LISTED ENTRIES
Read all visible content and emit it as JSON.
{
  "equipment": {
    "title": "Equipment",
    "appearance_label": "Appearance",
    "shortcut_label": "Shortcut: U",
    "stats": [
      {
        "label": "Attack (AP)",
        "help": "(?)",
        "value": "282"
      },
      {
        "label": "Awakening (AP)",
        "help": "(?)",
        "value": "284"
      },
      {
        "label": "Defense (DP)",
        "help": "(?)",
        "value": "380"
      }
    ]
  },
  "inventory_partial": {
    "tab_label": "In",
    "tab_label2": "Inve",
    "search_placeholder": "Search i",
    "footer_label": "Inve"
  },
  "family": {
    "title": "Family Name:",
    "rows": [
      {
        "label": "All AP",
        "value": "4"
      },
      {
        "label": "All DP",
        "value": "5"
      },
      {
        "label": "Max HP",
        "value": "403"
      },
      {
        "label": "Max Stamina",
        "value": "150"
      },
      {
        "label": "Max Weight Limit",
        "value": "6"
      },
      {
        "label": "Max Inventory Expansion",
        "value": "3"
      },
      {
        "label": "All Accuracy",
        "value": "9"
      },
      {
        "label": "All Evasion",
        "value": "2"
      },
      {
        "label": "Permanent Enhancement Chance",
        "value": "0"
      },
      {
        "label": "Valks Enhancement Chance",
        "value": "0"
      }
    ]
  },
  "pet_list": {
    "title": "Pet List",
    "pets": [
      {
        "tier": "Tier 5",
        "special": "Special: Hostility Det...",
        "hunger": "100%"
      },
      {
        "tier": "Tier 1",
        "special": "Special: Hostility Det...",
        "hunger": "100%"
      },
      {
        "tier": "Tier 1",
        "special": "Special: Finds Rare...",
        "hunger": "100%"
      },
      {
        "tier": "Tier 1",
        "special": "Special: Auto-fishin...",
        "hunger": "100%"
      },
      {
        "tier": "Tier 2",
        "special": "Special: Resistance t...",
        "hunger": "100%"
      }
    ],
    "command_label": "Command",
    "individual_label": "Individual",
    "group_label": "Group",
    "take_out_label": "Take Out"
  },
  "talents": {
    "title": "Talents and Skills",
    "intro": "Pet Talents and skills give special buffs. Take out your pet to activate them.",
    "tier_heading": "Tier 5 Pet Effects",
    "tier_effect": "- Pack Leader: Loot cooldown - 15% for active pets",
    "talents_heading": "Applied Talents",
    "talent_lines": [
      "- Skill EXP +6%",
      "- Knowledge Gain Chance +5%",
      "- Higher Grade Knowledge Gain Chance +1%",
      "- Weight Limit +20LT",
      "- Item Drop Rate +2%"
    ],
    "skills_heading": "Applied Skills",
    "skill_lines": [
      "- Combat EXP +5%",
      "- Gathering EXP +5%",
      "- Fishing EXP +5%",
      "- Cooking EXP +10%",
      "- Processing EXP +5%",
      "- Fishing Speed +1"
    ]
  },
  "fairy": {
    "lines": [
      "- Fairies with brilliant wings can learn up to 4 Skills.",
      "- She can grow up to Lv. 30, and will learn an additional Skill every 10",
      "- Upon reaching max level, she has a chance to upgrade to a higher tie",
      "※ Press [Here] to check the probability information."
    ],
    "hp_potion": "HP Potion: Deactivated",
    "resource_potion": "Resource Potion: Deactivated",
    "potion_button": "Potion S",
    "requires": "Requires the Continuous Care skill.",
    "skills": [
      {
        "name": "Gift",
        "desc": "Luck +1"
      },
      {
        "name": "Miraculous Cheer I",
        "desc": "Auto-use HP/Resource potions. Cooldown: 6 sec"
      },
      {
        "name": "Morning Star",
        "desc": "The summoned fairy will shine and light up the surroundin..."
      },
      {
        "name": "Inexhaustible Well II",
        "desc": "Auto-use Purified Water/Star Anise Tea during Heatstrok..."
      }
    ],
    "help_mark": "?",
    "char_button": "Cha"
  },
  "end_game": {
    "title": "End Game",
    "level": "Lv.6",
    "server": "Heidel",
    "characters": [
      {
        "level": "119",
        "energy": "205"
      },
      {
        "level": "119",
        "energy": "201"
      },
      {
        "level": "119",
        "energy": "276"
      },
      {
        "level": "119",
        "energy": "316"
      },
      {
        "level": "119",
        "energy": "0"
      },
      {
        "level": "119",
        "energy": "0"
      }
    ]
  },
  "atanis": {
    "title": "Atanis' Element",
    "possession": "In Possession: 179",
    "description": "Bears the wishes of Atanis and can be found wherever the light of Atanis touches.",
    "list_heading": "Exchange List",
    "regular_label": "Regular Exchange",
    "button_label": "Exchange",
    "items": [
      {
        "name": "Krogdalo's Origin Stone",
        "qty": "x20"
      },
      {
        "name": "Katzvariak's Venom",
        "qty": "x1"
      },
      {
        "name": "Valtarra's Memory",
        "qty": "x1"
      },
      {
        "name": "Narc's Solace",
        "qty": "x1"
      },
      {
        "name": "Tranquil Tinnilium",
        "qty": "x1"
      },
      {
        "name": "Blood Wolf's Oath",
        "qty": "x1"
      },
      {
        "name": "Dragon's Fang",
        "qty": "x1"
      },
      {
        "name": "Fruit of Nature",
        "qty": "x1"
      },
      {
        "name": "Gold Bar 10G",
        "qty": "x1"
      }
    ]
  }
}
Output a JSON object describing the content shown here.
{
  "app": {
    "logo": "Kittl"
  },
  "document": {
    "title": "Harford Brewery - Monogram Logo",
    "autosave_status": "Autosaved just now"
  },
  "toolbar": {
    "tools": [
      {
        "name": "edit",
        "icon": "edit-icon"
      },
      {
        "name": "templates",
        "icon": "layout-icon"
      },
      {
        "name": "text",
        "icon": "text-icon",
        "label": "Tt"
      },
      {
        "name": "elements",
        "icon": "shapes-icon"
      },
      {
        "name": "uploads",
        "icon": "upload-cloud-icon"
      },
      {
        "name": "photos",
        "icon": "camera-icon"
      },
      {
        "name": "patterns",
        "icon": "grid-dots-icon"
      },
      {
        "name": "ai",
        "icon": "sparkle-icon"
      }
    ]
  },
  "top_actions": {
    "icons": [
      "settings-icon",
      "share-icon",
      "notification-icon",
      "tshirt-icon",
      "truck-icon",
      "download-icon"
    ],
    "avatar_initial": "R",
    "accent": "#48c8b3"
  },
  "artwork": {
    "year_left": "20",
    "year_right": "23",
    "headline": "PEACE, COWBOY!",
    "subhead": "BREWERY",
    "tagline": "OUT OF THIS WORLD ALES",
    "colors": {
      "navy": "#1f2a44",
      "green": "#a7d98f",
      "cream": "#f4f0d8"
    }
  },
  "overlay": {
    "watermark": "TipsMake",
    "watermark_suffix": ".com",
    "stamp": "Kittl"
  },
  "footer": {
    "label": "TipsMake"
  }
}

DIRECTIONS FOR THIS TASK
Copy out each record exactly as given, omitting none.

OUTPUT FOR THIS TASK
Read all visible content and emit it as JSON.
{
  "equipment": {
    "title": "Equipment",
    "appearance_label": "Appearance",
    "shortcut_label": "Shortcut: U",
    "stats": [
      {
        "label": "Attack (AP)",
        "help": "(?)",
        "value": "282"
      },
      {
        "label": "Awakening (AP)",
        "help": "(?)",
        "value": "284"
      },
      {
        "label": "Defense (DP)",
        "help": "(?)",
        "value": "380"
      }
    ]
  },
  "inventory_partial": {
    "tab_label": "In",
    "tab_label2": "Inve",
    "search_placeholder": "Search i",
    "footer_label": "Inve"
  },
  "family": {
    "title": "Family Name:",
    "rows": [
      {
        "label": "All AP",
        "value": "4"
      },
      {
        "label": "All DP",
        "value": "5"
      },
      {
        "label": "Max HP",
        "value": "403"
      },
      {
        "label": "Max Stamina",
        "value": "150"
      },
      {
        "label": "Max Weight Limit",
        "value": "6"
      },
      {
        "label": "Max Inventory Expansion",
        "value": "3"
      },
      {
        "label": "All Accuracy",
        "value": "9"
      },
      {
        "label": "All Evasion",
        "value": "2"
      },
      {
        "label": "Permanent Enhancement Chance",
        "value": "0"
      },
      {
        "label": "Valks Enhancement Chance",
        "value": "0"
      }
    ]
  },
  "pet_list": {
    "title": "Pet List",
    "pets": [
      {
        "tier": "Tier 5",
        "special": "Special: Hostility Det...",
        "hunger": "100%"
      },
      {
        "tier": "Tier 1",
        "special": "Special: Hostility Det...",
        "hunger": "100%"
      },
      {
        "tier": "Tier 1",
        "special": "Special: Finds Rare...",
        "hunger": "100%"
      },
      {
        "tier": "Tier 1",
        "special": "Special: Auto-fishin...",
        "hunger": "100%"
      },
      {
        "tier": "Tier 2",
        "special": "Special: Resistance t...",
        "hunger": "100%"
      }
    ],
    "command_label": "Command",
    "individual_label": "Individual",
    "group_label": "Group",
    "take_out_label": "Take Out"
  },
  "talents": {
    "title": "Talents and Skills",
    "intro": "Pet Talents and skills give special buffs. Take out your pet to activate them.",
    "tier_heading": "Tier 5 Pet Effects",
    "tier_effect": "- Pack Leader: Loot cooldown - 15% for active pets",
    "talents_heading": "Applied Talents",
    "talent_lines": [
      "- Skill EXP +6%",
      "- Knowledge Gain Chance +5%",
      "- Higher Grade Knowledge Gain Chance +1%",
      "- Weight Limit +20LT",
      "- Item Drop Rate +2%"
    ],
    "skills_heading": "Applied Skills",
    "skill_lines": [
      "- Combat EXP +5%",
      "- Gathering EXP +5%",
      "- Fishing EXP +5%",
      "- Cooking EXP +10%",
      "- Processing EXP +5%",
      "- Fishing Speed +1"
    ]
  },
  "fairy": {
    "lines": [
      "- Fairies with brilliant wings can learn up to 4 Skills.",
      "- She can grow up to Lv. 30, and will learn an additional Skill every 10",
      "- Upon reaching max level, she has a chance to upgrade to a higher tie",
      "※ Press [Here] to check the probability information."
    ],
    "hp_potion": "HP Potion: Deactivated",
    "resource_potion": "Resource Potion: Deactivated",
    "potion_button": "Potion S",
    "requires": "Requires the Continuous Care skill.",
    "skills": [
      {
        "name": "Gift",
        "desc": "Luck +1"
      },
      {
        "name": "Miraculous Cheer I",
        "desc": "Auto-use HP/Resource potions. Cooldown: 6 sec"
      },
      {
        "name": "Morning Star",
        "desc": "The summoned fairy will shine and light up the surroundin..."
      },
      {
        "name": "Inexhaustible Well II",
        "desc": "Auto-use Purified Water/Star Anise Tea during Heatstrok..."
      }
    ],
    "help_mark": "?",
    "char_button": "Cha"
  },
  "end_game": {
    "title": "End Game",
    "level": "Lv.6",
    "server": "Heidel",
    "characters": [
      {
        "level": "119",
        "energy": "205"
      },
      {
        "level": "119",
        "energy": "201"
      },
      {
        "level": "119",
        "energy": "276"
      },
      {
        "level": "119",
        "energy": "316"
      },
      {
        "level": "119",
        "energy": "0"
      },
      {
        "level": "119",
        "energy": "0"
      }
    ]
  },
  "atanis": {
    "title": "Atanis' Element",
    "possession": "In Possession: 179",
    "description": "Bears the wishes of Atanis and can be found wherever the light of Atanis touches.",
    "list_heading": "Exchange List",
    "regular_label": "Regular Exchange",
    "button_label": "Exchange",
    "items": [
      {
        "name": "Krogdalo's Origin Stone",
        "qty": "x20"
      },
      {
        "name": "Katzvariak's Venom",
        "qty": "x1"
      },
      {
        "name": "Valtarra's Memory",
        "qty": "x1"
      },
      {
        "name": "Narc's Solace",
        "qty": "x1"
      },
      {
        "name": "Tranquil Tinnilium",
        "qty": "x1"
      },
      {
        "name": "Blood Wolf's Oath",
        "qty": "x1"
      },
      {
        "name": "Dragon's Fang",
        "qty": "x1"
      },
      {
        "name": "Fruit of Nature",
        "qty": "x1"
      },
      {
        "name": "Gold Bar 10G",
        "qty": "x1"
      }
    ]
  }
}
Output a JSON object describing the content shown here.
{
  "app": {
    "logo": "Kittl"
  },
  "document": {
    "title": "Harford Brewery - Monogram Logo",
    "autosave_status": "Autosaved just now"
  },
  "toolbar": {
    "tools": [
      {
        "name": "edit",
        "icon": "edit-icon"
      },
      {
        "name": "templates",
        "icon": "layout-icon"
      },
      {
        "name": "text",
        "icon": "text-icon",
        "label": "Tt"
      },
      {
        "name": "elements",
        "icon": "shapes-icon"
      },
      {
        "name": "uploads",
        "icon": "upload-cloud-icon"
      },
      {
        "name": "photos",
        "icon": "camera-icon"
      },
      {
        "name": "patterns",
        "icon": "grid-dots-icon"
      },
      {
        "name": "ai",
        "icon": "sparkle-icon"
      }
    ]
  },
  "top_actions": {
    "icons": [
      "settings-icon",
      "share-icon",
      "notification-icon",
      "tshirt-icon",
      "truck-icon",
      "download-icon"
    ],
    "avatar_initial": "R",
    "accent": "#48c8b3"
  },
  "artwork": {
    "year_left": "20",
    "year_right": "23",
    "headline": "PEACE, COWBOY!",
    "subhead": "BREWERY",
    "tagline": "OUT OF THIS WORLD ALES",
    "colors": {
      "navy": "#1f2a44",
      "green": "#a7d98f",
      "cream": "#f4f0d8"
    }
  },
  "overlay": {
    "watermark": "TipsMake",
    "watermark_suffix": ".com",
    "stamp": "Kittl"
  },
  "footer": {
    "label": "TipsMake"
  }
}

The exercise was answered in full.